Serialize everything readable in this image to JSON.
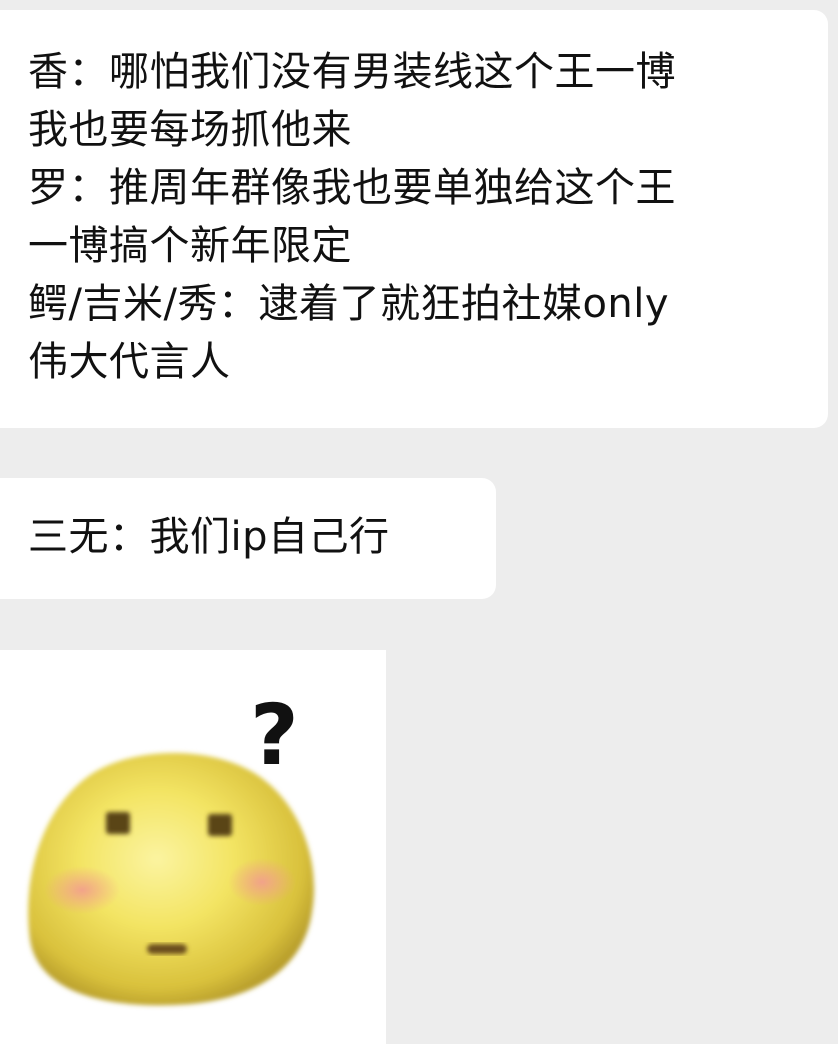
{
  "messages": [
    {
      "type": "text",
      "lines": [
        "香：哪怕我们没有男装线这个王一博",
        "我也要每场抓他来",
        "罗：推周年群像我也要单独给这个王",
        "一博搞个新年限定",
        "鳄/吉米/秀：逮着了就狂拍社媒only",
        "伟大代言人"
      ]
    },
    {
      "type": "text",
      "lines": [
        "三无：我们ip自己行"
      ]
    },
    {
      "type": "sticker",
      "icon": "confused-blushing-face-sticker",
      "glyph": "?"
    }
  ],
  "colors": {
    "background": "#ededed",
    "bubble": "#ffffff",
    "text": "#111111",
    "face": "#f2e25d",
    "blush": "#f0a98f"
  }
}
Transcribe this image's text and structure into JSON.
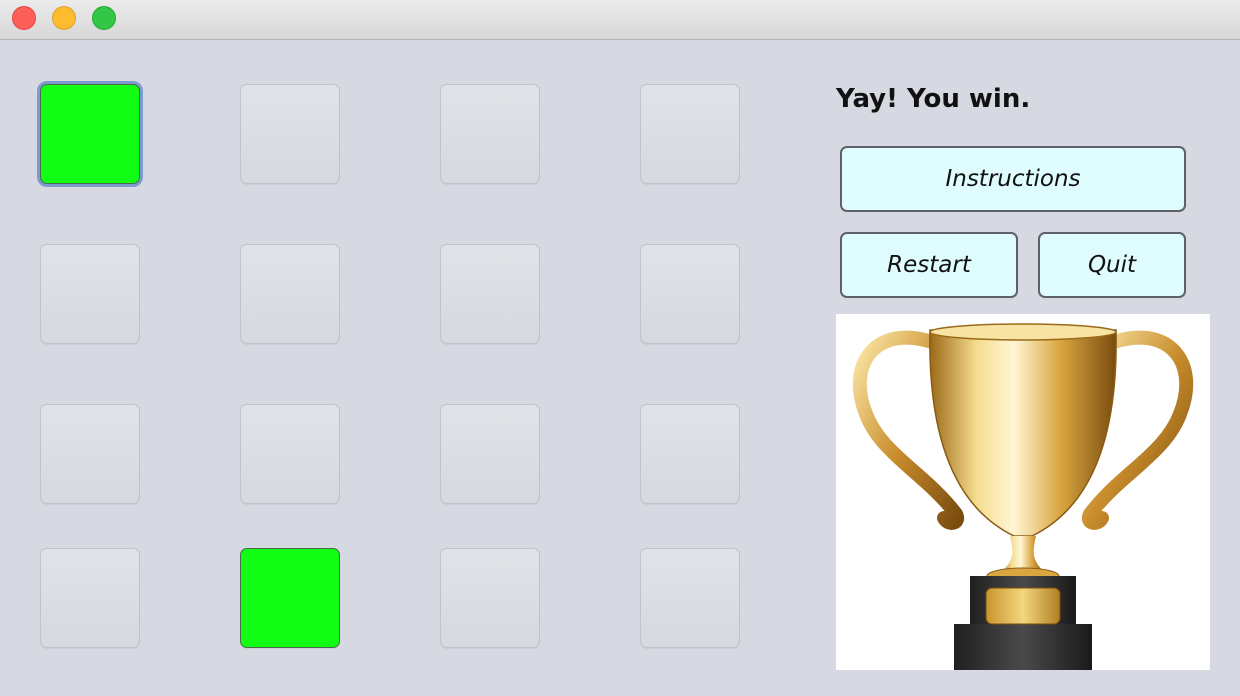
{
  "window": {
    "controls": [
      "close",
      "minimize",
      "maximize"
    ]
  },
  "board": {
    "rows": 4,
    "columns": 4,
    "cells": [
      {
        "lit": true,
        "focused": true
      },
      {
        "lit": false
      },
      {
        "lit": false
      },
      {
        "lit": false
      },
      {
        "lit": false
      },
      {
        "lit": false
      },
      {
        "lit": false
      },
      {
        "lit": false
      },
      {
        "lit": false
      },
      {
        "lit": false
      },
      {
        "lit": false
      },
      {
        "lit": false
      },
      {
        "lit": false
      },
      {
        "lit": true
      },
      {
        "lit": false
      },
      {
        "lit": false
      }
    ],
    "lit_color": "#12fe15"
  },
  "status": {
    "message": "Yay! You win."
  },
  "buttons": {
    "instructions": "Instructions",
    "restart": "Restart",
    "quit": "Quit",
    "background_color": "#dffcfe"
  },
  "image": {
    "icon": "trophy-icon"
  }
}
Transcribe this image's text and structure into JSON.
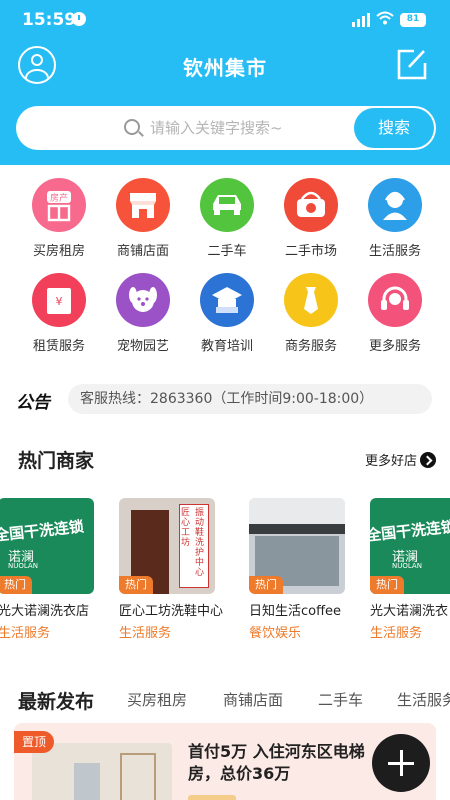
{
  "status": {
    "time": "15:59",
    "battery": "81"
  },
  "header": {
    "title": "钦州集市"
  },
  "search": {
    "placeholder": "请输入关键字搜索~",
    "button_label": "搜索"
  },
  "categories": [
    {
      "label": "买房租房",
      "icon": "house-icon",
      "color": "#f76a8d",
      "badge": "房产"
    },
    {
      "label": "商铺店面",
      "icon": "storefront-icon",
      "color": "#f7533a"
    },
    {
      "label": "二手车",
      "icon": "car-icon",
      "color": "#52c43d"
    },
    {
      "label": "二手市场",
      "icon": "basket-icon",
      "color": "#f04a38"
    },
    {
      "label": "生活服务",
      "icon": "service-person-icon",
      "color": "#2d9ee8"
    },
    {
      "label": "租赁服务",
      "icon": "rental-receipt-icon",
      "color": "#f2405a"
    },
    {
      "label": "宠物园艺",
      "icon": "dog-icon",
      "color": "#9b52c7"
    },
    {
      "label": "教育培训",
      "icon": "graduation-cap-icon",
      "color": "#2c73d6"
    },
    {
      "label": "商务服务",
      "icon": "necktie-icon",
      "color": "#f7c51a"
    },
    {
      "label": "更多服务",
      "icon": "headset-icon",
      "color": "#f3537a"
    }
  ],
  "notice": {
    "logo": "公告",
    "text": "客服热线：2863360（工作时间9:00-18:00）"
  },
  "hot_merchants": {
    "title": "热门商家",
    "more_label": "更多好店",
    "shops": [
      {
        "tag": "热门",
        "name": "光大诺澜洗衣店",
        "category": "生活服务",
        "sign": "全国干洗连锁",
        "brand": "诺澜",
        "brand_en": "NUOLAN"
      },
      {
        "tag": "热门",
        "name": "匠心工坊洗鞋中心",
        "category": "生活服务",
        "sign": "匠心工坊",
        "sign2": "振动鞋洗护中心"
      },
      {
        "tag": "热门",
        "name": "日知生活coffee",
        "category": "餐饮娱乐"
      },
      {
        "tag": "热门",
        "name": "光大诺澜洗衣",
        "category": "生活服务",
        "sign": "全国干洗连锁",
        "brand": "诺澜",
        "brand_en": "NUOLAN"
      }
    ]
  },
  "latest": {
    "title": "最新发布",
    "tabs": [
      "买房租房",
      "商铺店面",
      "二手车",
      "生活服务"
    ],
    "post": {
      "pin_tag": "置顶",
      "title": "首付5万 入住河东区电梯房，总价36万"
    }
  }
}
________________________
GOAL OF THE EXERCISE:
Write the material out again exactly as it appears, dropping the pictures.

ANSWER TO THE PROBLEM:
Serialize everything readable in this image to JSON.
{
  "messages": [
    {
      "type": "text",
      "lines": [
        "香：哪怕我们没有男装线这个王一博",
        "我也要每场抓他来",
        "罗：推周年群像我也要单独给这个王",
        "一博搞个新年限定",
        "鳄/吉米/秀：逮着了就狂拍社媒only",
        "伟大代言人"
      ]
    },
    {
      "type": "text",
      "lines": [
        "三无：我们ip自己行"
      ]
    },
    {
      "type": "sticker",
      "icon": "confused-blushing-face-sticker",
      "glyph": "?"
    }
  ],
  "colors": {
    "background": "#ededed",
    "bubble": "#ffffff",
    "text": "#111111",
    "face": "#f2e25d",
    "blush": "#f0a98f"
  }
}
Transcribe this image's text and structure into JSON.
{
  "window": {
    "controls": [
      "close",
      "minimize",
      "maximize"
    ]
  },
  "board": {
    "rows": 4,
    "columns": 4,
    "cells": [
      {
        "lit": true,
        "focused": true
      },
      {
        "lit": false
      },
      {
        "lit": false
      },
      {
        "lit": false
      },
      {
        "lit": false
      },
      {
        "lit": false
      },
      {
        "lit": false
      },
      {
        "lit": false
      },
      {
        "lit": false
      },
      {
        "lit": false
      },
      {
        "lit": false
      },
      {
        "lit": false
      },
      {
        "lit": false
      },
      {
        "lit": true
      },
      {
        "lit": false
      },
      {
        "lit": false
      }
    ],
    "lit_color": "#12fe15"
  },
  "status": {
    "message": "Yay! You win."
  },
  "buttons": {
    "instructions": "Instructions",
    "restart": "Restart",
    "quit": "Quit",
    "background_color": "#dffcfe"
  },
  "image": {
    "icon": "trophy-icon"
  }
}
Transcribe this image's text and structure into JSON.
{
  "status": {
    "time": "15:59",
    "battery": "81"
  },
  "header": {
    "title": "钦州集市"
  },
  "search": {
    "placeholder": "请输入关键字搜索~",
    "button_label": "搜索"
  },
  "categories": [
    {
      "label": "买房租房",
      "icon": "house-icon",
      "color": "#f76a8d",
      "badge": "房产"
    },
    {
      "label": "商铺店面",
      "icon": "storefront-icon",
      "color": "#f7533a"
    },
    {
      "label": "二手车",
      "icon": "car-icon",
      "color": "#52c43d"
    },
    {
      "label": "二手市场",
      "icon": "basket-icon",
      "color": "#f04a38"
    },
    {
      "label": "生活服务",
      "icon": "service-person-icon",
      "color": "#2d9ee8"
    },
    {
      "label": "租赁服务",
      "icon": "rental-receipt-icon",
      "color": "#f2405a"
    },
    {
      "label": "宠物园艺",
      "icon": "dog-icon",
      "color": "#9b52c7"
    },
    {
      "label": "教育培训",
      "icon": "graduation-cap-icon",
      "color": "#2c73d6"
    },
    {
      "label": "商务服务",
      "icon": "necktie-icon",
      "color": "#f7c51a"
    },
    {
      "label": "更多服务",
      "icon": "headset-icon",
      "color": "#f3537a"
    }
  ],
  "notice": {
    "logo": "公告",
    "text": "客服热线：2863360（工作时间9:00-18:00）"
  },
  "hot_merchants": {
    "title": "热门商家",
    "more_label": "更多好店",
    "shops": [
      {
        "tag": "热门",
        "name": "光大诺澜洗衣店",
        "category": "生活服务",
        "sign": "全国干洗连锁",
        "brand": "诺澜",
        "brand_en": "NUOLAN"
      },
      {
        "tag": "热门",
        "name": "匠心工坊洗鞋中心",
        "category": "生活服务",
        "sign": "匠心工坊",
        "sign2": "振动鞋洗护中心"
      },
      {
        "tag": "热门",
        "name": "日知生活coffee",
        "category": "餐饮娱乐"
      },
      {
        "tag": "热门",
        "name": "光大诺澜洗衣",
        "category": "生活服务",
        "sign": "全国干洗连锁",
        "brand": "诺澜",
        "brand_en": "NUOLAN"
      }
    ]
  },
  "latest": {
    "title": "最新发布",
    "tabs": [
      "买房租房",
      "商铺店面",
      "二手车",
      "生活服务"
    ],
    "post": {
      "pin_tag": "置顶",
      "title": "首付5万 入住河东区电梯房，总价36万"
    }
  }
}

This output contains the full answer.